--- BEGIN DATA PROVIDED ---
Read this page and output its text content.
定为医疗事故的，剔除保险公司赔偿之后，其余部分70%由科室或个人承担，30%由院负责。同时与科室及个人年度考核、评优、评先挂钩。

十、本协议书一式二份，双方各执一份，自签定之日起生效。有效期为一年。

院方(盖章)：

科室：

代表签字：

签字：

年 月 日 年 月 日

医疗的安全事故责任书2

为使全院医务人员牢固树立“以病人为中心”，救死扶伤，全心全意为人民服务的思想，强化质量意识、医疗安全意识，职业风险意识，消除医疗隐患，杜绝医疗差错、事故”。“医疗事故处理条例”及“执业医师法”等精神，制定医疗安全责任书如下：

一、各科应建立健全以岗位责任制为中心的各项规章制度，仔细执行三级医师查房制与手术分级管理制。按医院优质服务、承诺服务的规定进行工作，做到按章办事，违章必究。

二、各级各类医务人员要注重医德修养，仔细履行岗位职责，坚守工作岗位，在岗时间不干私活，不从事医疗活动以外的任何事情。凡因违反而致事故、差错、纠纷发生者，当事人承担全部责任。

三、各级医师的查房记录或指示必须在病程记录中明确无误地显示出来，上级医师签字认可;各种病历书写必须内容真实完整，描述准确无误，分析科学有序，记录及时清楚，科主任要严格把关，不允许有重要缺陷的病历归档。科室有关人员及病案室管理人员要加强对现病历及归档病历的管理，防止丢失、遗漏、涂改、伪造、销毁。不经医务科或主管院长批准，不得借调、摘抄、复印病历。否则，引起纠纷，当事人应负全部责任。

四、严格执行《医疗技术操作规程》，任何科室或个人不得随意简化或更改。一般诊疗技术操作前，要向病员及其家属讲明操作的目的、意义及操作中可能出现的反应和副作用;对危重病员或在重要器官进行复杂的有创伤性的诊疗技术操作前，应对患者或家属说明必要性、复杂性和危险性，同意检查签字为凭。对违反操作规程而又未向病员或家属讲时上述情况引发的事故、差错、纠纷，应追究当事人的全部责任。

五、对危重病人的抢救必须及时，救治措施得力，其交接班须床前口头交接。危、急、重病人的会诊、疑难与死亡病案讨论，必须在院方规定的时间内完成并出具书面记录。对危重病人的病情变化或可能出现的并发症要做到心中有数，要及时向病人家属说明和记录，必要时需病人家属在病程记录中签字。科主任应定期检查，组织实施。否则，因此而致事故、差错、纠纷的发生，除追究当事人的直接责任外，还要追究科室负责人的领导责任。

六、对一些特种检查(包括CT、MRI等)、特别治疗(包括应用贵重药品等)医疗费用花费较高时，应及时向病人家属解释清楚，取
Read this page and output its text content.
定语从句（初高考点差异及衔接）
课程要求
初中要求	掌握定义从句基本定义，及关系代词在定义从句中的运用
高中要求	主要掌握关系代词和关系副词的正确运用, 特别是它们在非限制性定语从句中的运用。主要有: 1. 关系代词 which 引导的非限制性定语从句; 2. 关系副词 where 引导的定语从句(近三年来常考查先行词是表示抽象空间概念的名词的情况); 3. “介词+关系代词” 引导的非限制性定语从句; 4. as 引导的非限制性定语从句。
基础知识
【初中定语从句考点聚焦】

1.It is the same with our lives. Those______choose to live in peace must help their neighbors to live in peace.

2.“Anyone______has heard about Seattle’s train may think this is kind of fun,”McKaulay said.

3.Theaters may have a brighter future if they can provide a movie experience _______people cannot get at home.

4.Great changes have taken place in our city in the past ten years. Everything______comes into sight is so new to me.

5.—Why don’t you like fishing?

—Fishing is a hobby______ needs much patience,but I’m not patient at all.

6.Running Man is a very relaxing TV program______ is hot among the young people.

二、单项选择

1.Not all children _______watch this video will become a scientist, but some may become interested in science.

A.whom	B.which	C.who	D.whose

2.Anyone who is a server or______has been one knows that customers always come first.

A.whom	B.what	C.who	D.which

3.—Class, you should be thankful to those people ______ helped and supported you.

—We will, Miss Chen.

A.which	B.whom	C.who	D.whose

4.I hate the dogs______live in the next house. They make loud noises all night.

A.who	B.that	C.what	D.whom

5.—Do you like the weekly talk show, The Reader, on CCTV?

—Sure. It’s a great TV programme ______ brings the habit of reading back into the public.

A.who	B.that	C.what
--- END DATA PROVIDED ---
WORK TO DO >>
Print the listing above in its entirety, with every line exact.

THE COMPLETED TASK >>
Read this page and output its text content.
定为医疗事故的，剔除保险公司赔偿之后，其余部分70%由科室或个人承担，30%由院负责。同时与科室及个人年度考核、评优、评先挂钩。

十、本协议书一式二份，双方各执一份，自签定之日起生效。有效期为一年。

院方(盖章)：

科室：

代表签字：

签字：

年 月 日 年 月 日

医疗的安全事故责任书2

为使全院医务人员牢固树立“以病人为中心”，救死扶伤，全心全意为人民服务的思想，强化质量意识、医疗安全意识，职业风险意识，消除医疗隐患，杜绝医疗差错、事故”。“医疗事故处理条例”及“执业医师法”等精神，制定医疗安全责任书如下：

一、各科应建立健全以岗位责任制为中心的各项规章制度，仔细执行三级医师查房制与手术分级管理制。按医院优质服务、承诺服务的规定进行工作，做到按章办事，违章必究。

二、各级各类医务人员要注重医德修养，仔细履行岗位职责，坚守工作岗位，在岗时间不干私活，不从事医疗活动以外的任何事情。凡因违反而致事故、差错、纠纷发生者，当事人承担全部责任。

三、各级医师的查房记录或指示必须在病程记录中明确无误地显示出来，上级医师签字认可;各种病历书写必须内容真实完整，描述准确无误，分析科学有序，记录及时清楚，科主任要严格把关，不允许有重要缺陷的病历归档。科室有关人员及病案室管理人员要加强对现病历及归档病历的管理，防止丢失、遗漏、涂改、伪造、销毁。不经医务科或主管院长批准，不得借调、摘抄、复印病历。否则，引起纠纷，当事人应负全部责任。

四、严格执行《医疗技术操作规程》，任何科室或个人不得随意简化或更改。一般诊疗技术操作前，要向病员及其家属讲明操作的目的、意义及操作中可能出现的反应和副作用;对危重病员或在重要器官进行复杂的有创伤性的诊疗技术操作前，应对患者或家属说明必要性、复杂性和危险性，同意检查签字为凭。对违反操作规程而又未向病员或家属讲时上述情况引发的事故、差错、纠纷，应追究当事人的全部责任。

五、对危重病人的抢救必须及时，救治措施得力，其交接班须床前口头交接。危、急、重病人的会诊、疑难与死亡病案讨论，必须在院方规定的时间内完成并出具书面记录。对危重病人的病情变化或可能出现的并发症要做到心中有数，要及时向病人家属说明和记录，必要时需病人家属在病程记录中签字。科主任应定期检查，组织实施。否则，因此而致事故、差错、纠纷的发生，除追究当事人的直接责任外，还要追究科室负责人的领导责任。

六、对一些特种检查(包括CT、MRI等)、特别治疗(包括应用贵重药品等)医疗费用花费较高时，应及时向病人家属解释清楚，取
Read this page and output its text content.
定语从句（初高考点差异及衔接）
课程要求
初中要求	掌握定义从句基本定义，及关系代词在定义从句中的运用
高中要求	主要掌握关系代词和关系副词的正确运用, 特别是它们在非限制性定语从句中的运用。主要有: 1. 关系代词 which 引导的非限制性定语从句; 2. 关系副词 where 引导的定语从句(近三年来常考查先行词是表示抽象空间概念的名词的情况); 3. “介词+关系代词” 引导的非限制性定语从句; 4. as 引导的非限制性定语从句。
基础知识
【初中定语从句考点聚焦】

1.It is the same with our lives. Those______choose to live in peace must help their neighbors to live in peace.

2.“Anyone______has heard about Seattle’s train may think this is kind of fun,”McKaulay said.

3.Theaters may have a brighter future if they can provide a movie experience _______people cannot get at home.

4.Great changes have taken place in our city in the past ten years. Everything______comes into sight is so new to me.

5.—Why don’t you like fishing?

—Fishing is a hobby______ needs much patience,but I’m not patient at all.

6.Running Man is a very relaxing TV program______ is hot among the young people.

二、单项选择

1.Not all children _______watch this video will become a scientist, but some may become interested in science.

A.whom	B.which	C.who	D.whose

2.Anyone who is a server or______has been one knows that customers always come first.

A.whom	B.what	C.who	D.which

3.—Class, you should be thankful to those people ______ helped and supported you.

—We will, Miss Chen.

A.which	B.whom	C.who	D.whose

4.I hate the dogs______live in the next house. They make loud noises all night.

A.who	B.that	C.what	D.whom

5.—Do you like the weekly talk show, The Reader, on CCTV?

—Sure. It’s a great TV programme ______ brings the habit of reading back into the public.

A.who	B.that	C.what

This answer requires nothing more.